これまでは、CBDAがCBDに変換しない限り、さまざまな症状の治療や緩和への利点はないと考えられていました。しかし、近年CBDAの潜在的な効果に注目されるようになり、CBDと同様に研究が行われています。

CBDAを配合している製品は、トピカル(外用薬)、カプセル、オイルなど様々ありますが、アメリカなど、CBDAに注目している消費者の中には、植物の大麻を収穫し、「生絞りジュース」のように摂取している人もいるようです。

CBDA、CBD、THCといったカンナビノイドは、私たちの体の器官と相互作用することにより、痛み、不安の緩和から陶酔感など様々な効果を発揮するとされ、これらの物質は医療用、嗜好用として利用されています。

CBDAはCBDと同じく向精神作用はありません。また、大麻で合成される主要なカンナビノイドの一つであるTHCには向精神作用がありますが、その前駆体であるTHCAは向精神作用はありません。

※カンナビノイドについてはこちらの記事を合わせてお読みください。

CBDAはどのように生産されるのか

CBDAは、前駆体であるCBGA(カンナビゲロール酸)から、「シンターゼ」と呼ばれる酵素の働きによって変換されます。

┄┄┄┄┄┄

取り組む課題:
1. 本文の「CBDA、CBD、THCといったカンナビノイドは」で始まる段落を、主な内容を残して、より短くまとめなさい。
2. 本文の「これまでは、CBDAがCBD」から「取している人もいるようです。」までを、「消費者」を「利用者」に置き換えて書き直しなさい。
3. 本文について、次の問いに答えなさい。
(a) CBDAを配合している製品には、どのような形態のものが挙げられているか。
(b) THCの前駆体は何か。
(c) CBDAは、どの物質から、何と呼ばれる酵素の働きによって変換されるか。
記録はこの作業には使いません。

抽出された情報:
┄┄┄┄┄┄

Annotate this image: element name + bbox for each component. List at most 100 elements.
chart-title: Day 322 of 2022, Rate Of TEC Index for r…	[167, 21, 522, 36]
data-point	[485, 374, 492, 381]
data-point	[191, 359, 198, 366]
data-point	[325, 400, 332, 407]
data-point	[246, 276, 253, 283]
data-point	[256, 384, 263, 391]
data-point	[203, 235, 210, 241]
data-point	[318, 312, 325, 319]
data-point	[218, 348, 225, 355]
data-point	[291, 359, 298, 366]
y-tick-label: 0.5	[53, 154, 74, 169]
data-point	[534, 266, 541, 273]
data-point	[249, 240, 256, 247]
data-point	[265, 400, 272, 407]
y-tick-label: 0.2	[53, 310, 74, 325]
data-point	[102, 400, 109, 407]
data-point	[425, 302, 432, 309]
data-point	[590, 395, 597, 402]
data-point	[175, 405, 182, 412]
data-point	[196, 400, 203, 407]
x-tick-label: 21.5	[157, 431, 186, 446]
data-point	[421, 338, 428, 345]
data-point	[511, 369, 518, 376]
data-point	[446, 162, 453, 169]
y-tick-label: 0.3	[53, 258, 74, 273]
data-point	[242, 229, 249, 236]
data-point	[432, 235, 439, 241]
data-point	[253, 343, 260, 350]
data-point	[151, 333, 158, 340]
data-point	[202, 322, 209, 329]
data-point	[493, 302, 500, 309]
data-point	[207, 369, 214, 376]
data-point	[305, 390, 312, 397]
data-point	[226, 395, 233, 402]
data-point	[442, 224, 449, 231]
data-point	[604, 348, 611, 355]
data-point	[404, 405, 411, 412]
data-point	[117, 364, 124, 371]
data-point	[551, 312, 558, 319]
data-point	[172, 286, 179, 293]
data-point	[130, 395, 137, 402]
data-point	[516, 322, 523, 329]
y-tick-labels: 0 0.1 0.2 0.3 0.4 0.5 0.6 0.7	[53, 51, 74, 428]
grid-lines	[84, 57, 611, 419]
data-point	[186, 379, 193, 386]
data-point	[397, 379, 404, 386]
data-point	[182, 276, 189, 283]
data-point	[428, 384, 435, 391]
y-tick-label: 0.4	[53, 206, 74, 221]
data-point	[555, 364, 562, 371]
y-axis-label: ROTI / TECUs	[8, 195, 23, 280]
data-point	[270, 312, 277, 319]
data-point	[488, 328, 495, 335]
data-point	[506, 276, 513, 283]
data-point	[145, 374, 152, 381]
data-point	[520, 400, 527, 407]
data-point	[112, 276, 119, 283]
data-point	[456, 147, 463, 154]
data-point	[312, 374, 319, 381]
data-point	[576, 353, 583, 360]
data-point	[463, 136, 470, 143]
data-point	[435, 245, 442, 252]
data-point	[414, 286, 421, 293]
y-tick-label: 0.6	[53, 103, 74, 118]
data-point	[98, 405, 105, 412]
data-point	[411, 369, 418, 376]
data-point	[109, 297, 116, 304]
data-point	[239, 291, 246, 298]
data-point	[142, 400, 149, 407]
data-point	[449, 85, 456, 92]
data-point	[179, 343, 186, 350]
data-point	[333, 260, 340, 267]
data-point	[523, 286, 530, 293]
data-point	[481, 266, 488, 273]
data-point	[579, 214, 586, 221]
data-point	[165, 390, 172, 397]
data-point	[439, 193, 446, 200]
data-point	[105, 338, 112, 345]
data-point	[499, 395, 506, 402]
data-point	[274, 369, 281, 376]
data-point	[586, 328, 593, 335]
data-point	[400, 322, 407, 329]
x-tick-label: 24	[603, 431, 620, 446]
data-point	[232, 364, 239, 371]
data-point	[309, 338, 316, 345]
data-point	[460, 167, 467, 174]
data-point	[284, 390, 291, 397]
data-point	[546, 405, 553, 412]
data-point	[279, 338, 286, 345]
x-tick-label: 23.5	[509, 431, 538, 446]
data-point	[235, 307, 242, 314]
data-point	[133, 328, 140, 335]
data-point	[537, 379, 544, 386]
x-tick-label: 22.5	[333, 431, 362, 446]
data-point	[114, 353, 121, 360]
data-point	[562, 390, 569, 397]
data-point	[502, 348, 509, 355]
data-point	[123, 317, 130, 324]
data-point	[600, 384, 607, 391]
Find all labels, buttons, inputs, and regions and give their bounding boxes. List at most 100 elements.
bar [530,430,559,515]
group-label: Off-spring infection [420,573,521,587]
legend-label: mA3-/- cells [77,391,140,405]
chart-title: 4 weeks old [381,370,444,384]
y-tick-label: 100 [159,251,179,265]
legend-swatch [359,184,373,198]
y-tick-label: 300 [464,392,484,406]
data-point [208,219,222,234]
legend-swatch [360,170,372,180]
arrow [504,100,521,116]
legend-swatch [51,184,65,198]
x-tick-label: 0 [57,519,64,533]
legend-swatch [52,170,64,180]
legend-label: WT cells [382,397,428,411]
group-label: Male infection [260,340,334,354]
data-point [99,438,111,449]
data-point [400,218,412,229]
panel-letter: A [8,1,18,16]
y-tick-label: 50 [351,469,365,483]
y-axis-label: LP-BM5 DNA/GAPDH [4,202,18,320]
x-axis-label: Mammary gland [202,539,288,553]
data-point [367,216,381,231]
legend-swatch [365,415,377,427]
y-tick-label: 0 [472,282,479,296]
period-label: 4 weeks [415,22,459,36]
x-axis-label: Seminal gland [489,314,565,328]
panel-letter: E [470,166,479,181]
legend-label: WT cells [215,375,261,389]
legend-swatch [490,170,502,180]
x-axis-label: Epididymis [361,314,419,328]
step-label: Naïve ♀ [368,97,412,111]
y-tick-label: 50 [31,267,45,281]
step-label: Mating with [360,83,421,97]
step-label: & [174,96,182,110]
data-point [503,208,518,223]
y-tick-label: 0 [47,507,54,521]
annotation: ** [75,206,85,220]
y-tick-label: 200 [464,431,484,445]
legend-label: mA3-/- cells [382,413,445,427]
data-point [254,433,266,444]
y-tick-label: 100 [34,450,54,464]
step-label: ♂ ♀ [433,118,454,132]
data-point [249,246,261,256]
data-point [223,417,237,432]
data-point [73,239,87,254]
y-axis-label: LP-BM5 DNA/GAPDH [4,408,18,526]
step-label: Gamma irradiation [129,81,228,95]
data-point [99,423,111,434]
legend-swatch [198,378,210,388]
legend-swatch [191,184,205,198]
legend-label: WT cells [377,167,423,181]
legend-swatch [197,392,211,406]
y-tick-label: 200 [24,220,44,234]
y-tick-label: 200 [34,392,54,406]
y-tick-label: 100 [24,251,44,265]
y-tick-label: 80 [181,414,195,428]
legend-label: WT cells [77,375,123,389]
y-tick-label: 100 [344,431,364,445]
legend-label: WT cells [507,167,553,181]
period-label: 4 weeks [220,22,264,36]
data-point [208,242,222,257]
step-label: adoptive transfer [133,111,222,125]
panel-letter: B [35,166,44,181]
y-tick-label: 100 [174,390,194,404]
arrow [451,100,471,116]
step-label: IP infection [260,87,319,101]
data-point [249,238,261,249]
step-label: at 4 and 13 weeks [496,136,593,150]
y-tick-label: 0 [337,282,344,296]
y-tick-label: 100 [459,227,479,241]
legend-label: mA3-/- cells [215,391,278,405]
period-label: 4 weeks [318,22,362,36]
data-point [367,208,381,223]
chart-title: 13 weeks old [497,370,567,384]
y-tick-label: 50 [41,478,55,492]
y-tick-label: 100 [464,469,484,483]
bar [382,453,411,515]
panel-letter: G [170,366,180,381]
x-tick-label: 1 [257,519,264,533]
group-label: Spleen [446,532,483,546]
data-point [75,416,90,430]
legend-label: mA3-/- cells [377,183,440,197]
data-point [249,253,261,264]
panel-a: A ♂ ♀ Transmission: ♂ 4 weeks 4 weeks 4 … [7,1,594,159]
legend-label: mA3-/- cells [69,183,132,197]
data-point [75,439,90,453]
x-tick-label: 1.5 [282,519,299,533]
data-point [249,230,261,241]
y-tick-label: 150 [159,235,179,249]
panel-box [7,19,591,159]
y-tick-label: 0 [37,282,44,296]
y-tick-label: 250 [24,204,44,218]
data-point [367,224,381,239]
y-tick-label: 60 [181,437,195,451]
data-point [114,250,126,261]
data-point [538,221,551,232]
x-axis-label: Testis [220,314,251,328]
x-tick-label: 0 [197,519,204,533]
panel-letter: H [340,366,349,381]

┄┄┄┄┄┄

各課題の解答:
1. CBDA・CBD・THCなどのカンナビノイドは、体の器官と相互作用して、痛みや不安の緩和から陶酔感までさまざまな効果を発揮するとされ、医療用や嗜好用に利用されている。

2.
これまでは、CBDAがCBDに変換しない限り、さまざまな症状の治療や緩和への利点はないと考えられていました。しかし、近年CBDAの潜在的な効果に注目されるようになり、CBDと同様に研究が行われています。

CBDAを配合している製品は、トピカル(外用薬)、カプセル、オイルなど様々ありますが、アメリカなど、CBDAに注目している利用者の中には、植物の大麻を収穫し、「生絞りジュース」のように摂取している人もいるようです。

3.
(a) トピカル(外用薬)、カプセル、オイルなど。
(b) THCA。
(c) CBGA(カンナビゲロール酸)から、「シンターゼ」と呼ばれる酵素の働きによって変換される。